● **Stated task**: Report every line of the data that contains the string "with".

● **Exercise material**:
+--

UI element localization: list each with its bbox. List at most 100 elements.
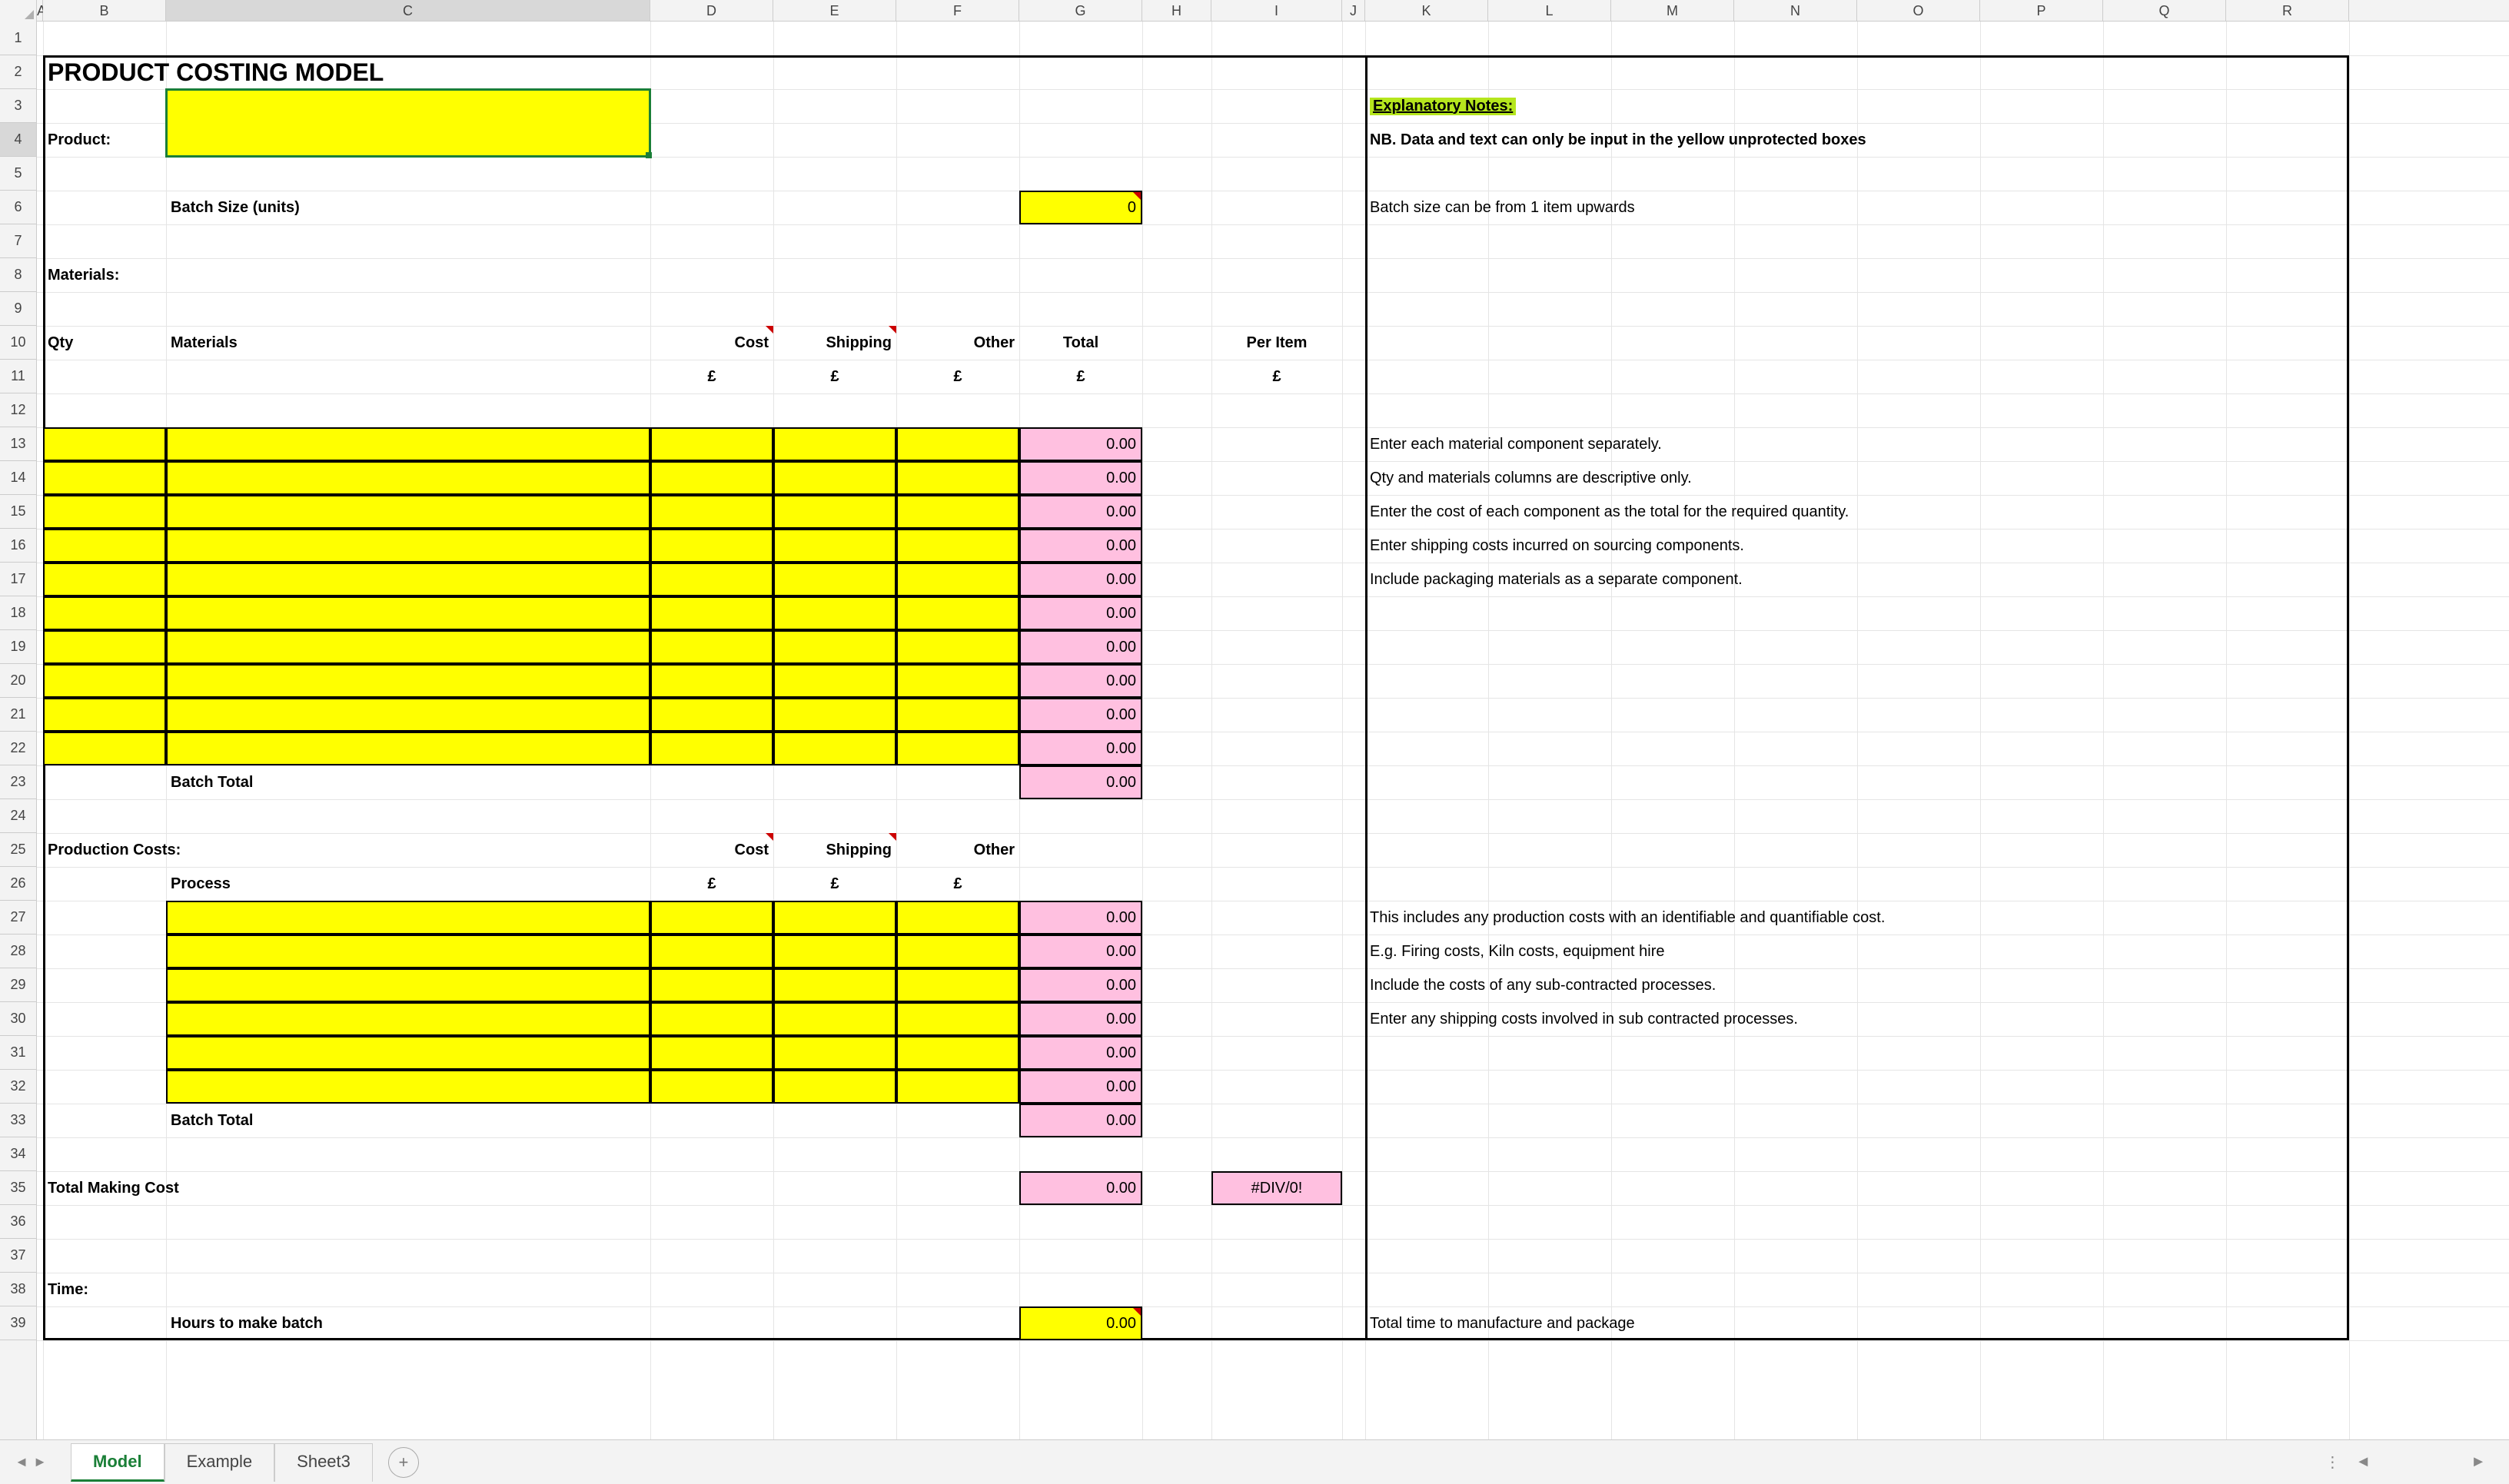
col-header-J[interactable]: J	[1342, 0, 1365, 21]
row-header-2[interactable]: 2	[0, 55, 36, 89]
mat-qty-8[interactable]	[43, 698, 166, 732]
col-header-A[interactable]: A	[37, 0, 43, 21]
select-all-corner[interactable]	[0, 0, 37, 22]
mat-qty-5[interactable]	[43, 596, 166, 630]
row-header-24[interactable]: 24	[0, 799, 36, 833]
prod-ship-0[interactable]	[773, 901, 896, 935]
mat-desc-2[interactable]	[166, 495, 650, 529]
prod-desc-4[interactable]	[166, 1036, 650, 1070]
row-header-34[interactable]: 34	[0, 1137, 36, 1171]
row-header-29[interactable]: 29	[0, 968, 36, 1002]
mat-qty-9[interactable]	[43, 732, 166, 765]
tab-nav-next[interactable]: ►	[32, 1455, 48, 1470]
mat-desc-3[interactable]	[166, 529, 650, 563]
row-header-32[interactable]: 32	[0, 1070, 36, 1104]
prod-cost-1[interactable]	[650, 935, 773, 968]
row-header-16[interactable]: 16	[0, 529, 36, 563]
mat-ship-7[interactable]	[773, 664, 896, 698]
col-header-Q[interactable]: Q	[2103, 0, 2226, 21]
row-header-27[interactable]: 27	[0, 901, 36, 935]
mat-cost-1[interactable]	[650, 461, 773, 495]
prod-ship-4[interactable]	[773, 1036, 896, 1070]
product-input[interactable]	[166, 89, 650, 157]
spreadsheet-grid[interactable]: PRODUCT COSTING MODELProduct:Batch Size …	[37, 22, 2509, 1439]
col-header-G[interactable]: G	[1019, 0, 1142, 21]
prod-other-0[interactable]	[896, 901, 1019, 935]
prod-other-3[interactable]	[896, 1002, 1019, 1036]
mat-ship-2[interactable]	[773, 495, 896, 529]
col-header-B[interactable]: B	[43, 0, 166, 21]
row-header-4[interactable]: 4	[0, 123, 36, 157]
tab-options-icon[interactable]: ⋮	[2325, 1452, 2340, 1472]
prod-ship-1[interactable]	[773, 935, 896, 968]
prod-ship-5[interactable]	[773, 1070, 896, 1104]
hours-batch-input[interactable]: 0.00	[1019, 1306, 1142, 1340]
mat-desc-9[interactable]	[166, 732, 650, 765]
mat-cost-6[interactable]	[650, 630, 773, 664]
row-header-14[interactable]: 14	[0, 461, 36, 495]
mat-qty-0[interactable]	[43, 427, 166, 461]
row-header-8[interactable]: 8	[0, 258, 36, 292]
mat-other-2[interactable]	[896, 495, 1019, 529]
row-header-25[interactable]: 25	[0, 833, 36, 867]
hscroll-left[interactable]: ◄	[2355, 1453, 2371, 1471]
mat-ship-4[interactable]	[773, 563, 896, 596]
mat-cost-7[interactable]	[650, 664, 773, 698]
mat-cost-3[interactable]	[650, 529, 773, 563]
row-header-18[interactable]: 18	[0, 596, 36, 630]
row-header-20[interactable]: 20	[0, 664, 36, 698]
mat-desc-0[interactable]	[166, 427, 650, 461]
mat-other-0[interactable]	[896, 427, 1019, 461]
prod-other-4[interactable]	[896, 1036, 1019, 1070]
mat-cost-4[interactable]	[650, 563, 773, 596]
col-header-O[interactable]: O	[1857, 0, 1980, 21]
mat-other-4[interactable]	[896, 563, 1019, 596]
row-header-9[interactable]: 9	[0, 292, 36, 326]
mat-cost-8[interactable]	[650, 698, 773, 732]
prod-desc-2[interactable]	[166, 968, 650, 1002]
mat-ship-6[interactable]	[773, 630, 896, 664]
sheet-tab-model[interactable]: Model	[71, 1443, 164, 1482]
mat-cost-2[interactable]	[650, 495, 773, 529]
row-header-10[interactable]: 10	[0, 326, 36, 360]
mat-desc-8[interactable]	[166, 698, 650, 732]
col-header-P[interactable]: P	[1980, 0, 2103, 21]
mat-other-9[interactable]	[896, 732, 1019, 765]
row-header-13[interactable]: 13	[0, 427, 36, 461]
prod-cost-4[interactable]	[650, 1036, 773, 1070]
row-header-17[interactable]: 17	[0, 563, 36, 596]
row-header-36[interactable]: 36	[0, 1205, 36, 1239]
row-header-22[interactable]: 22	[0, 732, 36, 765]
mat-desc-1[interactable]	[166, 461, 650, 495]
col-header-L[interactable]: L	[1488, 0, 1611, 21]
prod-desc-3[interactable]	[166, 1002, 650, 1036]
row-header-12[interactable]: 12	[0, 393, 36, 427]
add-sheet-button[interactable]: +	[388, 1447, 419, 1478]
col-header-C[interactable]: C	[166, 0, 650, 21]
row-header-38[interactable]: 38	[0, 1273, 36, 1306]
row-header-1[interactable]: 1	[0, 22, 36, 55]
mat-desc-6[interactable]	[166, 630, 650, 664]
prod-ship-3[interactable]	[773, 1002, 896, 1036]
row-header-28[interactable]: 28	[0, 935, 36, 968]
mat-cost-9[interactable]	[650, 732, 773, 765]
mat-qty-6[interactable]	[43, 630, 166, 664]
row-header-26[interactable]: 26	[0, 867, 36, 901]
prod-ship-2[interactable]	[773, 968, 896, 1002]
mat-qty-1[interactable]	[43, 461, 166, 495]
mat-other-7[interactable]	[896, 664, 1019, 698]
col-header-F[interactable]: F	[896, 0, 1019, 21]
row-header-31[interactable]: 31	[0, 1036, 36, 1070]
col-header-D[interactable]: D	[650, 0, 773, 21]
row-header-30[interactable]: 30	[0, 1002, 36, 1036]
mat-ship-0[interactable]	[773, 427, 896, 461]
hscroll-right[interactable]: ►	[2471, 1453, 2486, 1471]
row-headers[interactable]: 1234567891011121314151617181920212223242…	[0, 22, 37, 1439]
sheet-tab-sheet3[interactable]: Sheet3	[274, 1443, 373, 1482]
col-header-E[interactable]: E	[773, 0, 896, 21]
prod-desc-5[interactable]	[166, 1070, 650, 1104]
row-header-3[interactable]: 3	[0, 89, 36, 123]
mat-qty-2[interactable]	[43, 495, 166, 529]
col-header-N[interactable]: N	[1734, 0, 1857, 21]
mat-ship-1[interactable]	[773, 461, 896, 495]
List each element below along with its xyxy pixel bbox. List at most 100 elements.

+--

● **Finished exercise**:
UI element localization: list each with its bbox. List at most 100 elements.
List each element below along with its xyxy pixel bbox. List at most 100 elements.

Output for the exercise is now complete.